#### [Exercise description]
All of the data must be printed exactly; please include every line.

━━ Records provided

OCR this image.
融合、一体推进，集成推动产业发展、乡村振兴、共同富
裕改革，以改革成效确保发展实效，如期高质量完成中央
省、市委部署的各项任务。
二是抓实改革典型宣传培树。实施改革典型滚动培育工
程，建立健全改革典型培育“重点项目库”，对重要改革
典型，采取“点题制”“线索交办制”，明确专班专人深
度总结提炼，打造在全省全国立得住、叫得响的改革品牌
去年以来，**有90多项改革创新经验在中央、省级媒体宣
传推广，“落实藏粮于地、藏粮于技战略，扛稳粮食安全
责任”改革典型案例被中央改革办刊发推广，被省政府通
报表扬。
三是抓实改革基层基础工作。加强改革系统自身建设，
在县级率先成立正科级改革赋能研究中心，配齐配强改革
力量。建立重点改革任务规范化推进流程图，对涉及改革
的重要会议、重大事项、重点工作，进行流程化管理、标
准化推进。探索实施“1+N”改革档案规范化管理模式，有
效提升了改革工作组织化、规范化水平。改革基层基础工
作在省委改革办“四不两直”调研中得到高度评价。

━━━━

#### [Task answer]
OCR this image.
融合、一体推进，集成推动产业发展、乡村振兴、共同富
裕改革，以改革成效确保发展实效，如期高质量完成中央
省、市委部署的各项任务。
二是抓实改革典型宣传培树。实施改革典型滚动培育工
程，建立健全改革典型培育“重点项目库”，对重要改革
典型，采取“点题制”“线索交办制”，明确专班专人深
度总结提炼，打造在全省全国立得住、叫得响的改革品牌
去年以来，**有90多项改革创新经验在中央、省级媒体宣
传推广，“落实藏粮于地、藏粮于技战略，扛稳粮食安全
责任”改革典型案例被中央改革办刊发推广，被省政府通
报表扬。
三是抓实改革基层基础工作。加强改革系统自身建设，
在县级率先成立正科级改革赋能研究中心，配齐配强改革
力量。建立重点改革任务规范化推进流程图，对涉及改革
的重要会议、重大事项、重点工作，进行流程化管理、标
准化推进。探索实施“1+N”改革档案规范化管理模式，有
效提升了改革工作组织化、规范化水平。改革基层基础工
作在省委改革办“四不两直”调研中得到高度评价。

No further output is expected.